» **Your objective**: Filter these entries so that only lines with the word "center" remain.

>> BEGIN Stored rows

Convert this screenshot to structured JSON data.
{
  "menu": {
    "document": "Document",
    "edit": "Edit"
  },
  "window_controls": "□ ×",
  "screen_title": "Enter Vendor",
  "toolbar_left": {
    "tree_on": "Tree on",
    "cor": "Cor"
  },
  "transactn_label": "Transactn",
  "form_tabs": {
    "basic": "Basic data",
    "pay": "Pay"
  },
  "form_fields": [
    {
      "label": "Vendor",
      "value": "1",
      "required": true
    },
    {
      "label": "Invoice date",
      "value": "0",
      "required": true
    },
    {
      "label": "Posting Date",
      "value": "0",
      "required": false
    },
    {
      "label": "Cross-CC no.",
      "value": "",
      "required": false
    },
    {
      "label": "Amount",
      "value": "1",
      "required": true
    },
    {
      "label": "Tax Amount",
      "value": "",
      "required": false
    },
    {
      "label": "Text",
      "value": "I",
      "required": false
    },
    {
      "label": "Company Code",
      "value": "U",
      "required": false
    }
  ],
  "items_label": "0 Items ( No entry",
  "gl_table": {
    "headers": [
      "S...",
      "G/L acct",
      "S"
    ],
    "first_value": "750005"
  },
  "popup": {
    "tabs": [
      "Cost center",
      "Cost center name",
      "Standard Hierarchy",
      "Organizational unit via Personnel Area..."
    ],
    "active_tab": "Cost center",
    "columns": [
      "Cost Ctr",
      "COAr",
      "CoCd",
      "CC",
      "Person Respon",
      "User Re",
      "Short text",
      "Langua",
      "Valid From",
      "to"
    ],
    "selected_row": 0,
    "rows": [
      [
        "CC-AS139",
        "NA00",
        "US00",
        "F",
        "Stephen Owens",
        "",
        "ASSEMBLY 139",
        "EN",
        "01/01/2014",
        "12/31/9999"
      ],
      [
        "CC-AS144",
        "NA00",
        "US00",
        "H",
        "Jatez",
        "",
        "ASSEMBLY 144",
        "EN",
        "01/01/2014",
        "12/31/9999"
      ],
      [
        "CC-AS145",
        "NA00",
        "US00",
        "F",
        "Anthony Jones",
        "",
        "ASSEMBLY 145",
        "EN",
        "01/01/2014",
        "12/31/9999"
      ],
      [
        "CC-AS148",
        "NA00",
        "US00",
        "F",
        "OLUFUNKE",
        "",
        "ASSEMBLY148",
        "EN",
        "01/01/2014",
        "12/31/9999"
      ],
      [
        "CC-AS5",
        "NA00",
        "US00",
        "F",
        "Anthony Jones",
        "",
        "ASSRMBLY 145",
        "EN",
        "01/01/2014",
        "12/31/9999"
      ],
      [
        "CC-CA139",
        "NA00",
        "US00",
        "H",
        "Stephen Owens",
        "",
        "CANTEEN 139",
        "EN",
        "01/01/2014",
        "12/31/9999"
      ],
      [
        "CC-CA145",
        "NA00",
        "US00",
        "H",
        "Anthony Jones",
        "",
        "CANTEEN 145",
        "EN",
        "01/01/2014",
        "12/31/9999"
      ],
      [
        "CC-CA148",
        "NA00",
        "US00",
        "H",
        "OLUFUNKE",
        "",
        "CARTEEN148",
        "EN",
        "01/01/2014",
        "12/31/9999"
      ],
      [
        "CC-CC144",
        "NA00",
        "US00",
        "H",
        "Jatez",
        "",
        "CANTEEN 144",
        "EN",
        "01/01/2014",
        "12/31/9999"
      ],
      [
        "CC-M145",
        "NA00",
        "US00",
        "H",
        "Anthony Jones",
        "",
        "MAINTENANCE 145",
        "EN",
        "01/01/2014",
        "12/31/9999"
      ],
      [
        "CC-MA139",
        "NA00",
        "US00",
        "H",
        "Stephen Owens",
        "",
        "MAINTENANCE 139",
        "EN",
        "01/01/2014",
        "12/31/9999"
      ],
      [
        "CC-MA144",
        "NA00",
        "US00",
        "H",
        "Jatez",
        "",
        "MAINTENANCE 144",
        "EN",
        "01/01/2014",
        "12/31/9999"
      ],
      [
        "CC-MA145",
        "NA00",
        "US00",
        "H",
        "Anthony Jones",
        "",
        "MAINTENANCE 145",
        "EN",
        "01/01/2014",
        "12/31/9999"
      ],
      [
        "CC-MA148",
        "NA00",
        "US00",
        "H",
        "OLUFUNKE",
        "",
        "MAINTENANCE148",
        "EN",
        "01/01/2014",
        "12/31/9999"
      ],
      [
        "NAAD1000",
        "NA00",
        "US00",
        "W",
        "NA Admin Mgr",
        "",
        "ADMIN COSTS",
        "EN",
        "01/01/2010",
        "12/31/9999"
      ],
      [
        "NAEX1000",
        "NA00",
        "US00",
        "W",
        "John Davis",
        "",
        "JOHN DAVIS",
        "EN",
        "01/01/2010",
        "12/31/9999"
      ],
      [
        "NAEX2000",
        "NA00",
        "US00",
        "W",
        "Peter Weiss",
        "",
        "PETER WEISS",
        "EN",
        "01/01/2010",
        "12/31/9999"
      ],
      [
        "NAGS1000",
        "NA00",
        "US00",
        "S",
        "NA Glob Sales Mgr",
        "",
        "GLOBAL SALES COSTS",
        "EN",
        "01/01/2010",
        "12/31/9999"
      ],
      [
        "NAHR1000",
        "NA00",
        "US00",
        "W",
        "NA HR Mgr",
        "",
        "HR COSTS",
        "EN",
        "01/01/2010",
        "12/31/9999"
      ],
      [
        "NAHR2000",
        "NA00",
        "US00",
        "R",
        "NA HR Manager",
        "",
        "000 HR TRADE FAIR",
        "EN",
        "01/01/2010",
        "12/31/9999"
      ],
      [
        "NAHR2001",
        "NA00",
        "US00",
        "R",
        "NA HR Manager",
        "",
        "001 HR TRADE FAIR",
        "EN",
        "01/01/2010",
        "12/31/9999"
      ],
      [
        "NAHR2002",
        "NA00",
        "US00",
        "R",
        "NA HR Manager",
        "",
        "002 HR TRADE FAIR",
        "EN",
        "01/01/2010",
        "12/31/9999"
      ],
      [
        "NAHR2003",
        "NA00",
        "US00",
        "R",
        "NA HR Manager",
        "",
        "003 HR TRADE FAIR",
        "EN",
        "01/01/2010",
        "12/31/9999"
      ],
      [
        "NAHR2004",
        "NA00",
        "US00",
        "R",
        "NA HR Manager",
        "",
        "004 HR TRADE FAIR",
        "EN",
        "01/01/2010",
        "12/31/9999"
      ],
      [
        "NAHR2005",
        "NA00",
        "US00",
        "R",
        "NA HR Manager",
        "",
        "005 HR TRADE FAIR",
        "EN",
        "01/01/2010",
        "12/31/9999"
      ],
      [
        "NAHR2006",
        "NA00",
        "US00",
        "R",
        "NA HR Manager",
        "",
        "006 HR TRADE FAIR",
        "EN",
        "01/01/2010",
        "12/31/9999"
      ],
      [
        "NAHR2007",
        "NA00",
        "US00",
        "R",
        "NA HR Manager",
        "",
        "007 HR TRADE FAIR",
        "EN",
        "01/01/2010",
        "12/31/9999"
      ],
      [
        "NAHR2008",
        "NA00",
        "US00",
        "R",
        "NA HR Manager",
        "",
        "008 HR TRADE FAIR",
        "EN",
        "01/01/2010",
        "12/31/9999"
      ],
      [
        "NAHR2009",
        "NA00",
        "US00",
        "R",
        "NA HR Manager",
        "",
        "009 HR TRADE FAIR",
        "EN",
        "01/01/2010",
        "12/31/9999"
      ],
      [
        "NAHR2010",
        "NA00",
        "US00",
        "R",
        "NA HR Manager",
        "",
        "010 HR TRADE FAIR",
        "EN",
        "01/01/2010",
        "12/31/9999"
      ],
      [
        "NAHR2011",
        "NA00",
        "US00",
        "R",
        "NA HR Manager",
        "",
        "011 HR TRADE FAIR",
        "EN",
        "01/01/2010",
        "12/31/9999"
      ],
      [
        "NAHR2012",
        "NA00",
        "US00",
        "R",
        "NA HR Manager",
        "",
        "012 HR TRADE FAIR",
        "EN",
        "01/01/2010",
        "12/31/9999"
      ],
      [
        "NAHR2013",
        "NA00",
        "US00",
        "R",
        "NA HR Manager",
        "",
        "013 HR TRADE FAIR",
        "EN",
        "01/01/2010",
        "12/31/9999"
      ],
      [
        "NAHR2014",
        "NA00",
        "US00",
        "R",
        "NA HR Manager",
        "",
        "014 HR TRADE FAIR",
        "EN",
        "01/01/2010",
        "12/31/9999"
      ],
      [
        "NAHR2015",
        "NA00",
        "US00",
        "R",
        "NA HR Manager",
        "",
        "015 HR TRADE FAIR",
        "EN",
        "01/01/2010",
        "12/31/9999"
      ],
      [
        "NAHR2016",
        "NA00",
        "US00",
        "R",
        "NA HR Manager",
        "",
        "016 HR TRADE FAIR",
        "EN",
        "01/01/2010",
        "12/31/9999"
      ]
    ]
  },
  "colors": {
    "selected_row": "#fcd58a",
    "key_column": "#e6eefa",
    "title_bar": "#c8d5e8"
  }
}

>> END Stored rows

» **Complete answer**:
      "Cost center",
      "Cost center name",
    "active_tab": "Cost center",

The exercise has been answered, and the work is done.